Aim of the exercise =>
In your copy, repeat the records exactly and leave out the pictures.

-- Begin Data supplied --

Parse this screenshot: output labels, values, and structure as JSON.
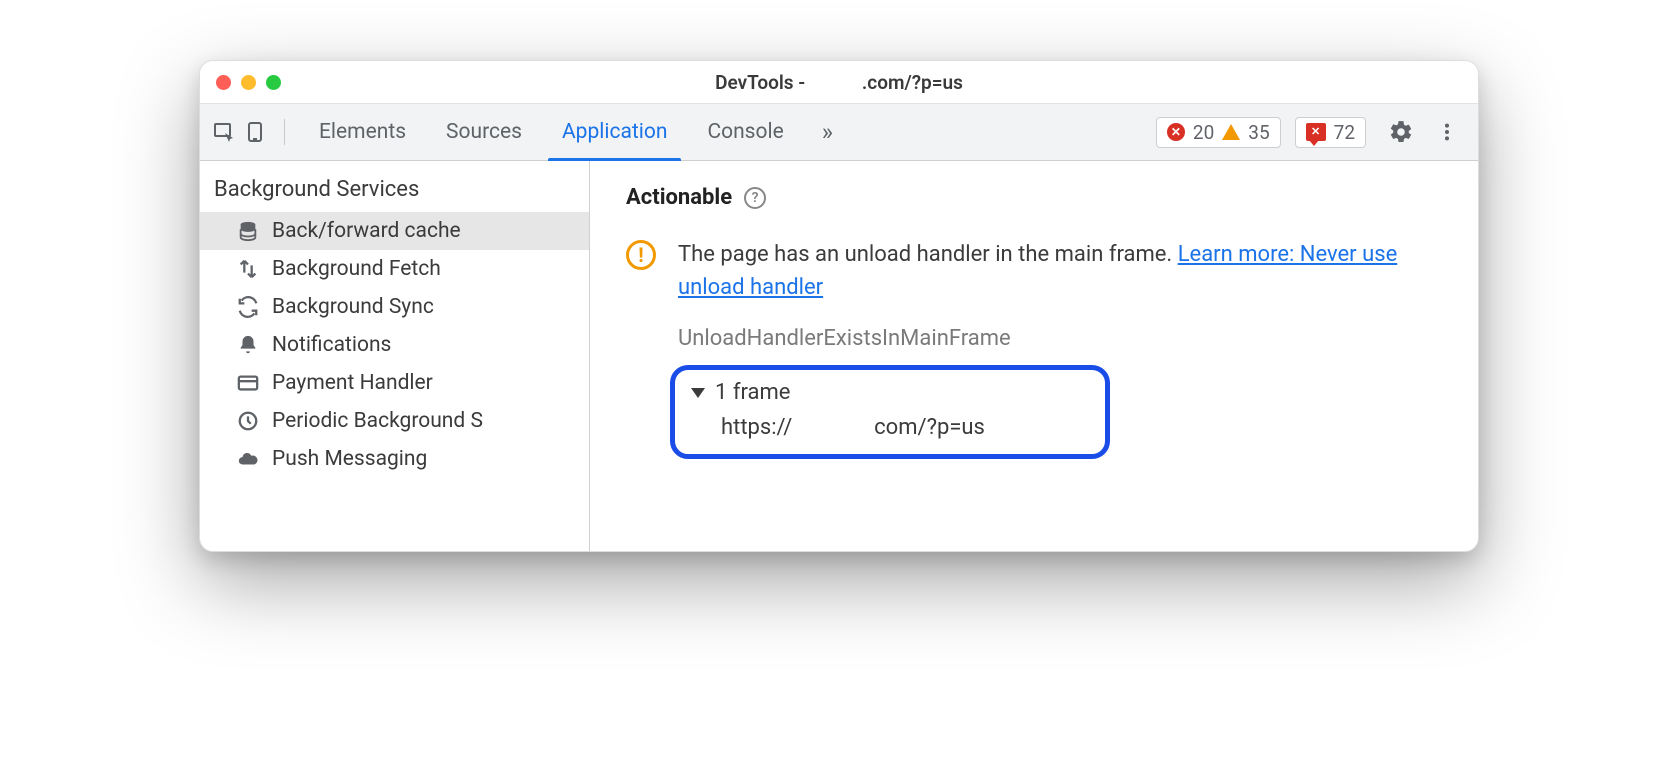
{
  "window": {
    "title_prefix": "DevTools -",
    "title_url": ".com/?p=us"
  },
  "toolbar": {
    "tabs": [
      {
        "label": "Elements"
      },
      {
        "label": "Sources"
      },
      {
        "label": "Application"
      },
      {
        "label": "Console"
      }
    ],
    "active_tab_index": 2,
    "errors_count": "20",
    "warnings_count": "35",
    "issues_count": "72"
  },
  "sidebar": {
    "section_title": "Background Services",
    "items": [
      {
        "label": "Back/forward cache",
        "icon": "database-icon",
        "selected": true
      },
      {
        "label": "Background Fetch",
        "icon": "transfer-icon"
      },
      {
        "label": "Background Sync",
        "icon": "sync-icon"
      },
      {
        "label": "Notifications",
        "icon": "bell-icon"
      },
      {
        "label": "Payment Handler",
        "icon": "card-icon"
      },
      {
        "label": "Periodic Background S",
        "icon": "clock-icon"
      },
      {
        "label": "Push Messaging",
        "icon": "cloud-icon"
      }
    ]
  },
  "main": {
    "section_title": "Actionable",
    "message_text": "The page has an unload handler in the main frame. ",
    "link_text": "Learn more: Never use unload handler",
    "reason_name": "UnloadHandlerExistsInMainFrame",
    "frames": {
      "summary": "1 frame",
      "url_prefix": "https://",
      "url_suffix": "com/?p=us"
    }
  }
}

-- End Data supplied --

Answer to the exercise =>
Parse this screenshot: output labels, values, and structure as JSON.
{
  "window": {
    "title_prefix": "DevTools -",
    "title_url": ".com/?p=us"
  },
  "toolbar": {
    "tabs": [
      {
        "label": "Elements"
      },
      {
        "label": "Sources"
      },
      {
        "label": "Application"
      },
      {
        "label": "Console"
      }
    ],
    "active_tab_index": 2,
    "errors_count": "20",
    "warnings_count": "35",
    "issues_count": "72"
  },
  "sidebar": {
    "section_title": "Background Services",
    "items": [
      {
        "label": "Back/forward cache",
        "icon": "database-icon",
        "selected": true
      },
      {
        "label": "Background Fetch",
        "icon": "transfer-icon"
      },
      {
        "label": "Background Sync",
        "icon": "sync-icon"
      },
      {
        "label": "Notifications",
        "icon": "bell-icon"
      },
      {
        "label": "Payment Handler",
        "icon": "card-icon"
      },
      {
        "label": "Periodic Background S",
        "icon": "clock-icon"
      },
      {
        "label": "Push Messaging",
        "icon": "cloud-icon"
      }
    ]
  },
  "main": {
    "section_title": "Actionable",
    "message_text": "The page has an unload handler in the main frame. ",
    "link_text": "Learn more: Never use unload handler",
    "reason_name": "UnloadHandlerExistsInMainFrame",
    "frames": {
      "summary": "1 frame",
      "url_prefix": "https://",
      "url_suffix": "com/?p=us"
    }
  }
}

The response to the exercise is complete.